▸ Given task: The records that follow must be repeated verbatim, every one of them.

----------------

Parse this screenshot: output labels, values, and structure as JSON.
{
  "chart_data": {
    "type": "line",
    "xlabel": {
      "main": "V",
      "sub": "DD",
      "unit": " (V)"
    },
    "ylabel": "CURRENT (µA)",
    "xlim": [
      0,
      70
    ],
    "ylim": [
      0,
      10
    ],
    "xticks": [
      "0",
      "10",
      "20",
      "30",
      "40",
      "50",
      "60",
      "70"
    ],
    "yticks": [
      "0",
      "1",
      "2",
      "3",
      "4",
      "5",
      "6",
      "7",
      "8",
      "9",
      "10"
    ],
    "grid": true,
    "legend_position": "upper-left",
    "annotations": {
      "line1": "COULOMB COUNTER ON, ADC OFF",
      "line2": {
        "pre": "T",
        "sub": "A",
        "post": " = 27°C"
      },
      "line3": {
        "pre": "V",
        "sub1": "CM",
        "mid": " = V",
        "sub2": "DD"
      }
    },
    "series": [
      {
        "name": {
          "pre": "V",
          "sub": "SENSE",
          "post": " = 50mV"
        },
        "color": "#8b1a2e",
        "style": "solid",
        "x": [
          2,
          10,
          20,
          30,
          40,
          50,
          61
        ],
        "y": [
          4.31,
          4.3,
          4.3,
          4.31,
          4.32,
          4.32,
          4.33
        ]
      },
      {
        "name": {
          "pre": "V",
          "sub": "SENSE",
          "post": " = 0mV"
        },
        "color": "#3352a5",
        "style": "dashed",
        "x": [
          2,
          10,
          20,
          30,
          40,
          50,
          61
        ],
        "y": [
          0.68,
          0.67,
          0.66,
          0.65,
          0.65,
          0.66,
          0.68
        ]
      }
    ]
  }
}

----------------

▸ The output:
Parse this screenshot: output labels, values, and structure as JSON.
{
  "chart_data": {
    "type": "line",
    "xlabel": {
      "main": "V",
      "sub": "DD",
      "unit": " (V)"
    },
    "ylabel": "CURRENT (µA)",
    "xlim": [
      0,
      70
    ],
    "ylim": [
      0,
      10
    ],
    "xticks": [
      "0",
      "10",
      "20",
      "30",
      "40",
      "50",
      "60",
      "70"
    ],
    "yticks": [
      "0",
      "1",
      "2",
      "3",
      "4",
      "5",
      "6",
      "7",
      "8",
      "9",
      "10"
    ],
    "grid": true,
    "legend_position": "upper-left",
    "annotations": {
      "line1": "COULOMB COUNTER ON, ADC OFF",
      "line2": {
        "pre": "T",
        "sub": "A",
        "post": " = 27°C"
      },
      "line3": {
        "pre": "V",
        "sub1": "CM",
        "mid": " = V",
        "sub2": "DD"
      }
    },
    "series": [
      {
        "name": {
          "pre": "V",
          "sub": "SENSE",
          "post": " = 50mV"
        },
        "color": "#8b1a2e",
        "style": "solid",
        "x": [
          2,
          10,
          20,
          30,
          40,
          50,
          61
        ],
        "y": [
          4.31,
          4.3,
          4.3,
          4.31,
          4.32,
          4.32,
          4.33
        ]
      },
      {
        "name": {
          "pre": "V",
          "sub": "SENSE",
          "post": " = 0mV"
        },
        "color": "#3352a5",
        "style": "dashed",
        "x": [
          2,
          10,
          20,
          30,
          40,
          50,
          61
        ],
        "y": [
          0.68,
          0.67,
          0.66,
          0.65,
          0.65,
          0.66,
          0.68
        ]
      }
    ]
  }
}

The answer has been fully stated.